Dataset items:
------------------------------------------------

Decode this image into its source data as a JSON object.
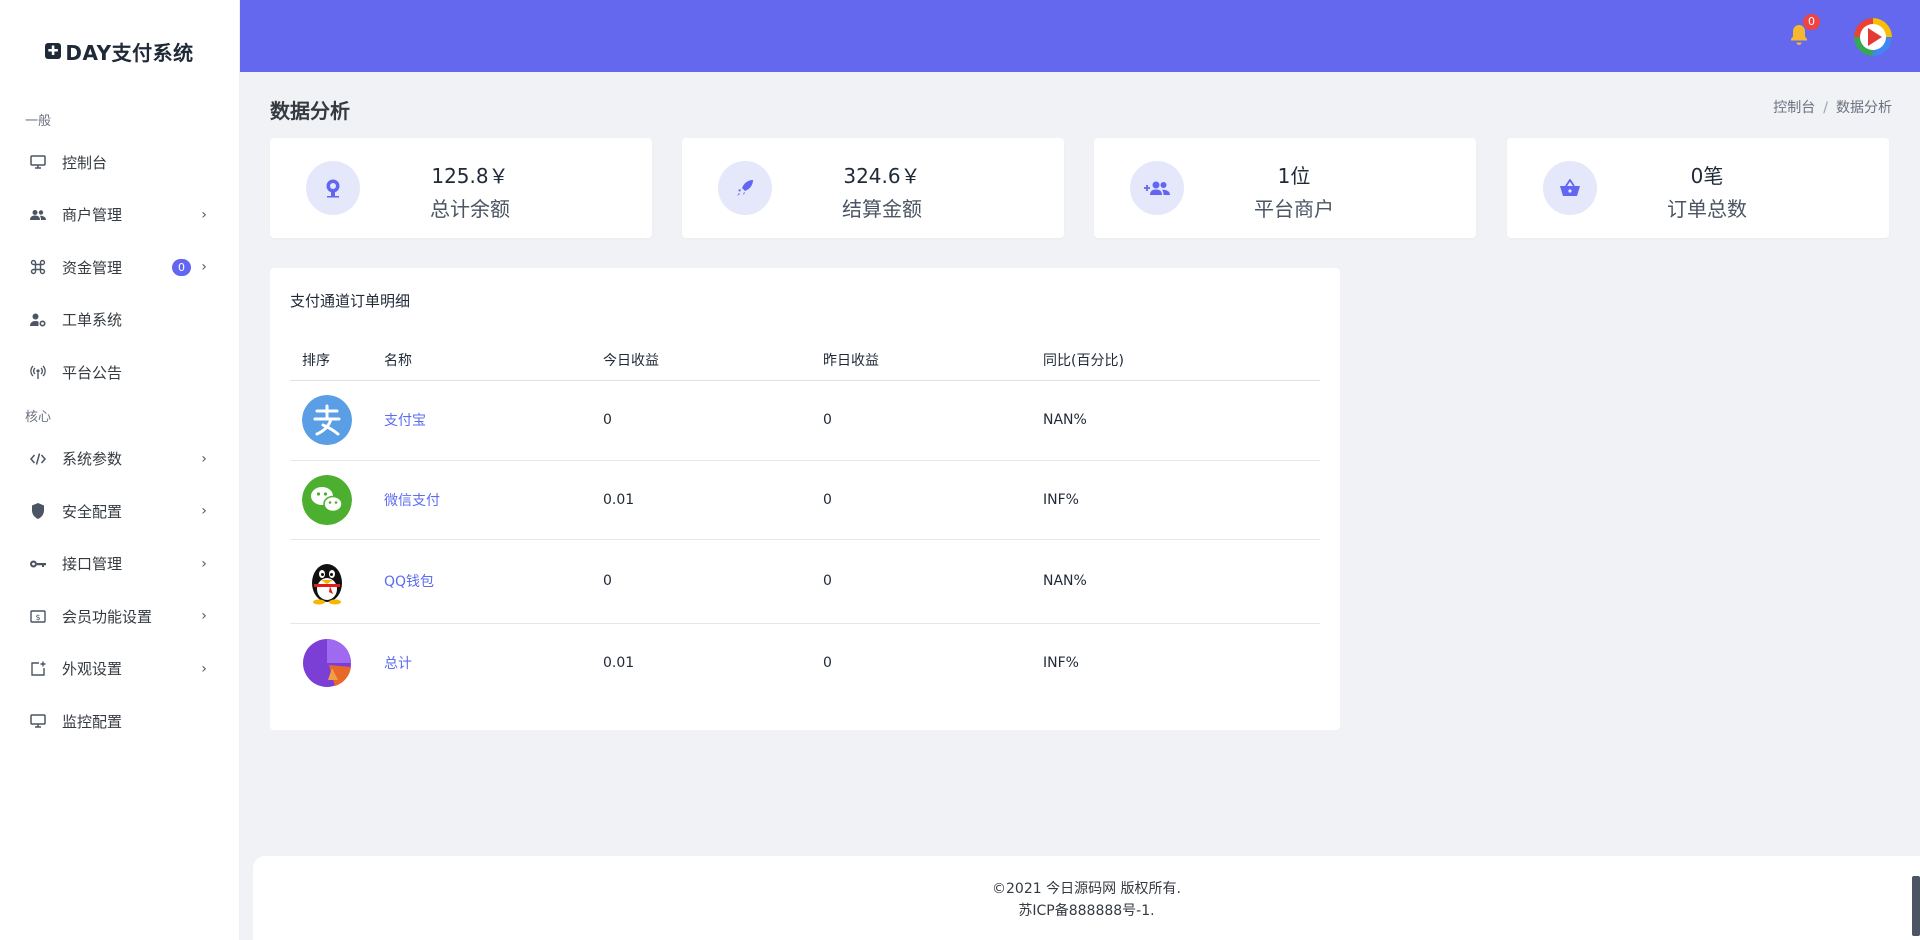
{
  "brand": {
    "name": "DAY支付系统"
  },
  "sidebar": {
    "sections": [
      {
        "title": "一般"
      },
      {
        "title": "核心"
      }
    ],
    "items": [
      {
        "label": "控制台",
        "icon": "monitor-icon"
      },
      {
        "label": "商户管理",
        "icon": "users-icon"
      },
      {
        "label": "资金管理",
        "icon": "command-icon",
        "badge": "0"
      },
      {
        "label": "工单系统",
        "icon": "user-gear-icon"
      },
      {
        "label": "平台公告",
        "icon": "broadcast-icon"
      },
      {
        "label": "系统参数",
        "icon": "code-icon"
      },
      {
        "label": "安全配置",
        "icon": "shield-icon"
      },
      {
        "label": "接口管理",
        "icon": "key-icon"
      },
      {
        "label": "会员功能设置",
        "icon": "dollar-icon"
      },
      {
        "label": "外观设置",
        "icon": "add-box-icon"
      },
      {
        "label": "监控配置",
        "icon": "monitor-icon"
      }
    ]
  },
  "topbar": {
    "notifications": "0",
    "accent": "#6468ee"
  },
  "page": {
    "title": "数据分析",
    "breadcrumb": [
      "控制台",
      "数据分析"
    ]
  },
  "stats": [
    {
      "value": "125.8￥",
      "label": "总计余额",
      "icon": "webcam-icon"
    },
    {
      "value": "324.6￥",
      "label": "结算金额",
      "icon": "rocket-icon"
    },
    {
      "value": "1位",
      "label": "平台商户",
      "icon": "user-add-icon"
    },
    {
      "value": "0笔",
      "label": "订单总数",
      "icon": "basket-icon"
    }
  ],
  "orders": {
    "title": "支付通道订单明细",
    "columns": [
      "排序",
      "名称",
      "今日收益",
      "昨日收益",
      "同比(百分比)"
    ],
    "rows": [
      {
        "name": "支付宝",
        "today": "0",
        "yesterday": "0",
        "ratio": "NAN%",
        "logo": "alipay-logo-icon"
      },
      {
        "name": "微信支付",
        "today": "0.01",
        "yesterday": "0",
        "ratio": "INF%",
        "logo": "wechat-logo-icon"
      },
      {
        "name": "QQ钱包",
        "today": "0",
        "yesterday": "0",
        "ratio": "NAN%",
        "logo": "qq-logo-icon"
      },
      {
        "name": "总计",
        "today": "0.01",
        "yesterday": "0",
        "ratio": "INF%",
        "logo": "pie-chart-icon"
      }
    ]
  },
  "footer": {
    "line1": "©2021 今日源码网 版权所有.",
    "line2": "苏ICP备888888号-1."
  }
}
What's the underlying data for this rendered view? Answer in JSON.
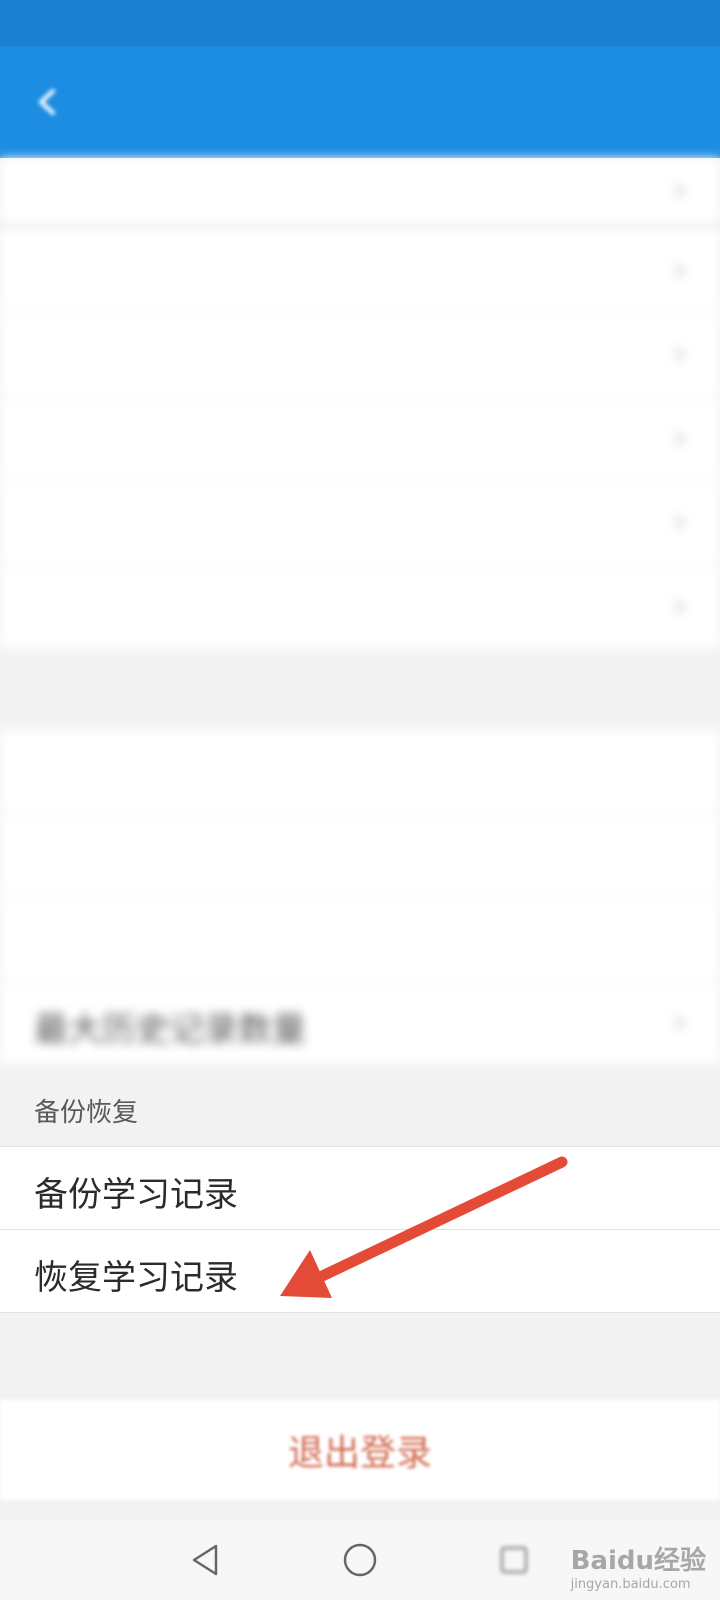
{
  "status_bar": {
    "left_text": "",
    "right_text": ""
  },
  "app_bar": {
    "back_icon": "back-arrow-icon"
  },
  "settings_rows_top": [
    {
      "label": "",
      "value": "",
      "has_chevron": true
    },
    {
      "label": "",
      "value": "",
      "has_chevron": true
    },
    {
      "label": "",
      "value": "",
      "has_chevron": true
    },
    {
      "label": "",
      "value": "",
      "has_chevron": true
    },
    {
      "label": "",
      "value": "",
      "has_chevron": true
    },
    {
      "label": "",
      "value": "",
      "has_chevron": true
    }
  ],
  "history_section": {
    "header": "",
    "rows": [
      {
        "label": ""
      },
      {
        "label": ""
      },
      {
        "label": ""
      },
      {
        "label": "最大历史记录数量",
        "value": "",
        "has_chevron": true
      }
    ]
  },
  "backup_section": {
    "header": "备份恢复",
    "rows": [
      {
        "label": "备份学习记录"
      },
      {
        "label": "恢复学习记录"
      }
    ]
  },
  "logout": {
    "label": "退出登录"
  },
  "nav_bar": {
    "back_icon": "nav-back-icon",
    "home_icon": "nav-home-icon",
    "recents_icon": "nav-recents-icon"
  },
  "watermark": {
    "text": "Baidu经验",
    "sub": "jingyan.baidu.com"
  },
  "colors": {
    "app_bar": "#1c8de3",
    "status_bar": "#1a80d1",
    "logout_text": "#d46a50",
    "annotation_arrow": "#e34b36"
  }
}
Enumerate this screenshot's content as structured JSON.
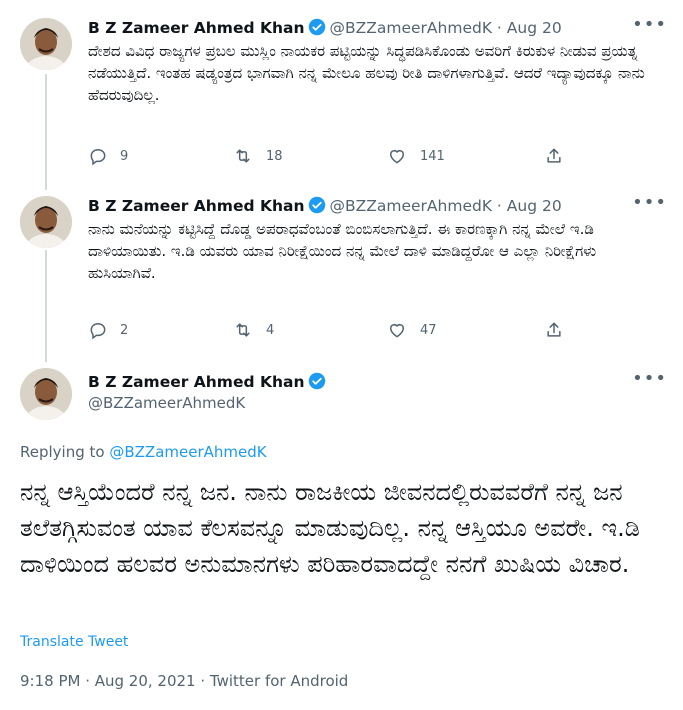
{
  "author": {
    "name": "B Z Zameer Ahmed Khan",
    "handle": "@BZZameerAhmedK"
  },
  "tweets": [
    {
      "date": "Aug 20",
      "separator": "·",
      "text": "ದೇಶದ ವಿವಿಧ ರಾಜ್ಯಗಳ ಪ್ರಬಲ ಮುಸ್ಲಿಂ ನಾಯಕರ ಪಟ್ಟಿಯನ್ನು ಸಿದ್ಧಪಡಿಸಿಕೊಂಡು ಅವರಿಗೆ ಕಿರುಕುಳ ನೀಡುವ ಪ್ರಯತ್ನ ನಡೆಯುತ್ತಿದೆ. ಇಂತಹ ಷಡ್ಯಂತ್ರದ ಭಾಗವಾಗಿ ನನ್ನ ಮೇಲೂ ಹಲವು ರೀತಿ ದಾಳಿಗಳಾಗುತ್ತಿವೆ. ಆದರೆ ಇದ್ಯಾವುದಕ್ಕೂ ನಾನು ಹೆದರುವುದಿಲ್ಲ.",
      "replies": "9",
      "retweets": "18",
      "likes": "141"
    },
    {
      "date": "Aug 20",
      "separator": "·",
      "text": "ನಾನು ಮನೆಯನ್ನು ಕಟ್ಟಿಸಿದ್ದೆ ದೊಡ್ಡ ಅಪರಾಧವೆಂಬಂತೆ ಬಿಂಬಿಸಲಾಗುತ್ತಿದೆ. ಈ ಕಾರಣಕ್ಕಾಗಿ ನನ್ನ ಮೇಲೆ ಇ.ಡಿ ದಾಳಿಯಾಯಿತು. ಇ.ಡಿ ಯವರು ಯಾವ ನಿರೀಕ್ಷೆಯಿಂದ ನನ್ನ ಮೇಲೆ ದಾಳಿ ಮಾಡಿದ್ದರೋ ಆ ಎಲ್ಲಾ ನಿರೀಕ್ಷೆಗಳು ಹುಸಿಯಾಗಿವೆ.",
      "replies": "2",
      "retweets": "4",
      "likes": "47"
    }
  ],
  "main_tweet": {
    "replying_prefix": "Replying to",
    "replying_to": "@BZZameerAhmedK",
    "text": "ನನ್ನ ಆಸ್ತಿಯೆಂದರೆ ನನ್ನ ಜನ. ನಾನು ರಾಜಕೀಯ ಜೀವನದಲ್ಲಿರುವವರೆಗೆ ನನ್ನ ಜನ ತಲೆತಗ್ಗಿಸುವಂತ ಯಾವ ಕೆಲಸವನ್ನೂ ಮಾಡುವುದಿಲ್ಲ. ನನ್ನ ಆಸ್ತಿಯೂ ಅವರೇ. ಇ.ಡಿ ದಾಳಿಯಿಂದ ಹಲವರ ಅನುಮಾನಗಳು ಪರಿಹಾರವಾದದ್ದೇ ನನಗೆ ಖುಷಿಯ ವಿಚಾರ.",
    "translate_label": "Translate Tweet",
    "meta": "9:18 PM · Aug 20, 2021 · Twitter for Android"
  },
  "colors": {
    "accent": "#1d9bf0",
    "muted": "#536471",
    "text": "#0f1419"
  },
  "icons": [
    "verified-badge-icon",
    "more-icon",
    "reply-icon",
    "retweet-icon",
    "like-icon",
    "share-icon"
  ]
}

------------------------------------------------

> Goal: Quote the data exactly, leaving every image out of the copy.

> Final result:
Decode this image into its source data as a JSON object.
{
  "brand": {
    "name": "DAY支付系统"
  },
  "sidebar": {
    "sections": [
      {
        "title": "一般"
      },
      {
        "title": "核心"
      }
    ],
    "items": [
      {
        "label": "控制台",
        "icon": "monitor-icon"
      },
      {
        "label": "商户管理",
        "icon": "users-icon"
      },
      {
        "label": "资金管理",
        "icon": "command-icon",
        "badge": "0"
      },
      {
        "label": "工单系统",
        "icon": "user-gear-icon"
      },
      {
        "label": "平台公告",
        "icon": "broadcast-icon"
      },
      {
        "label": "系统参数",
        "icon": "code-icon"
      },
      {
        "label": "安全配置",
        "icon": "shield-icon"
      },
      {
        "label": "接口管理",
        "icon": "key-icon"
      },
      {
        "label": "会员功能设置",
        "icon": "dollar-icon"
      },
      {
        "label": "外观设置",
        "icon": "add-box-icon"
      },
      {
        "label": "监控配置",
        "icon": "monitor-icon"
      }
    ]
  },
  "topbar": {
    "notifications": "0",
    "accent": "#6468ee"
  },
  "page": {
    "title": "数据分析",
    "breadcrumb": [
      "控制台",
      "数据分析"
    ]
  },
  "stats": [
    {
      "value": "125.8￥",
      "label": "总计余额",
      "icon": "webcam-icon"
    },
    {
      "value": "324.6￥",
      "label": "结算金额",
      "icon": "rocket-icon"
    },
    {
      "value": "1位",
      "label": "平台商户",
      "icon": "user-add-icon"
    },
    {
      "value": "0笔",
      "label": "订单总数",
      "icon": "basket-icon"
    }
  ],
  "orders": {
    "title": "支付通道订单明细",
    "columns": [
      "排序",
      "名称",
      "今日收益",
      "昨日收益",
      "同比(百分比)"
    ],
    "rows": [
      {
        "name": "支付宝",
        "today": "0",
        "yesterday": "0",
        "ratio": "NAN%",
        "logo": "alipay-logo-icon"
      },
      {
        "name": "微信支付",
        "today": "0.01",
        "yesterday": "0",
        "ratio": "INF%",
        "logo": "wechat-logo-icon"
      },
      {
        "name": "QQ钱包",
        "today": "0",
        "yesterday": "0",
        "ratio": "NAN%",
        "logo": "qq-logo-icon"
      },
      {
        "name": "总计",
        "today": "0.01",
        "yesterday": "0",
        "ratio": "INF%",
        "logo": "pie-chart-icon"
      }
    ]
  },
  "footer": {
    "line1": "©2021 今日源码网 版权所有.",
    "line2": "苏ICP备888888号-1."
  }
}
What's the underlying data for this rendered view? Answer in JSON.
{
  "status_bar": {
    "left_text": "",
    "right_text": ""
  },
  "app_bar": {
    "back_icon": "back-arrow-icon"
  },
  "settings_rows_top": [
    {
      "label": "",
      "value": "",
      "has_chevron": true
    },
    {
      "label": "",
      "value": "",
      "has_chevron": true
    },
    {
      "label": "",
      "value": "",
      "has_chevron": true
    },
    {
      "label": "",
      "value": "",
      "has_chevron": true
    },
    {
      "label": "",
      "value": "",
      "has_chevron": true
    },
    {
      "label": "",
      "value": "",
      "has_chevron": true
    }
  ],
  "history_section": {
    "header": "",
    "rows": [
      {
        "label": ""
      },
      {
        "label": ""
      },
      {
        "label": ""
      },
      {
        "label": "最大历史记录数量",
        "value": "",
        "has_chevron": true
      }
    ]
  },
  "backup_section": {
    "header": "备份恢复",
    "rows": [
      {
        "label": "备份学习记录"
      },
      {
        "label": "恢复学习记录"
      }
    ]
  },
  "logout": {
    "label": "退出登录"
  },
  "nav_bar": {
    "back_icon": "nav-back-icon",
    "home_icon": "nav-home-icon",
    "recents_icon": "nav-recents-icon"
  },
  "watermark": {
    "text": "Baidu经验",
    "sub": "jingyan.baidu.com"
  },
  "colors": {
    "app_bar": "#1c8de3",
    "status_bar": "#1a80d1",
    "logout_text": "#d46a50",
    "annotation_arrow": "#e34b36"
  }
}
Enumerate this screenshot's content as structured JSON.
{
  "author": {
    "name": "B Z Zameer Ahmed Khan",
    "handle": "@BZZameerAhmedK"
  },
  "tweets": [
    {
      "date": "Aug 20",
      "separator": "·",
      "text": "ದೇಶದ ವಿವಿಧ ರಾಜ್ಯಗಳ ಪ್ರಬಲ ಮುಸ್ಲಿಂ ನಾಯಕರ ಪಟ್ಟಿಯನ್ನು ಸಿದ್ಧಪಡಿಸಿಕೊಂಡು ಅವರಿಗೆ ಕಿರುಕುಳ ನೀಡುವ ಪ್ರಯತ್ನ ನಡೆಯುತ್ತಿದೆ. ಇಂತಹ ಷಡ್ಯಂತ್ರದ ಭಾಗವಾಗಿ ನನ್ನ ಮೇಲೂ ಹಲವು ರೀತಿ ದಾಳಿಗಳಾಗುತ್ತಿವೆ. ಆದರೆ ಇದ್ಯಾವುದಕ್ಕೂ ನಾನು ಹೆದರುವುದಿಲ್ಲ.",
      "replies": "9",
      "retweets": "18",
      "likes": "141"
    },
    {
      "date": "Aug 20",
      "separator": "·",
      "text": "ನಾನು ಮನೆಯನ್ನು ಕಟ್ಟಿಸಿದ್ದೆ ದೊಡ್ಡ ಅಪರಾಧವೆಂಬಂತೆ ಬಿಂಬಿಸಲಾಗುತ್ತಿದೆ. ಈ ಕಾರಣಕ್ಕಾಗಿ ನನ್ನ ಮೇಲೆ ಇ.ಡಿ ದಾಳಿಯಾಯಿತು. ಇ.ಡಿ ಯವರು ಯಾವ ನಿರೀಕ್ಷೆಯಿಂದ ನನ್ನ ಮೇಲೆ ದಾಳಿ ಮಾಡಿದ್ದರೋ ಆ ಎಲ್ಲಾ ನಿರೀಕ್ಷೆಗಳು ಹುಸಿಯಾಗಿವೆ.",
      "replies": "2",
      "retweets": "4",
      "likes": "47"
    }
  ],
  "main_tweet": {
    "replying_prefix": "Replying to",
    "replying_to": "@BZZameerAhmedK",
    "text": "ನನ್ನ ಆಸ್ತಿಯೆಂದರೆ ನನ್ನ ಜನ. ನಾನು ರಾಜಕೀಯ ಜೀವನದಲ್ಲಿರುವವರೆಗೆ ನನ್ನ ಜನ ತಲೆತಗ್ಗಿಸುವಂತ ಯಾವ ಕೆಲಸವನ್ನೂ ಮಾಡುವುದಿಲ್ಲ. ನನ್ನ ಆಸ್ತಿಯೂ ಅವರೇ. ಇ.ಡಿ ದಾಳಿಯಿಂದ ಹಲವರ ಅನುಮಾನಗಳು ಪರಿಹಾರವಾದದ್ದೇ ನನಗೆ ಖುಷಿಯ ವಿಚಾರ.",
    "translate_label": "Translate Tweet",
    "meta": "9:18 PM · Aug 20, 2021 · Twitter for Android"
  },
  "colors": {
    "accent": "#1d9bf0",
    "muted": "#536471",
    "text": "#0f1419"
  },
  "icons": [
    "verified-badge-icon",
    "more-icon",
    "reply-icon",
    "retweet-icon",
    "like-icon",
    "share-icon"
  ]
}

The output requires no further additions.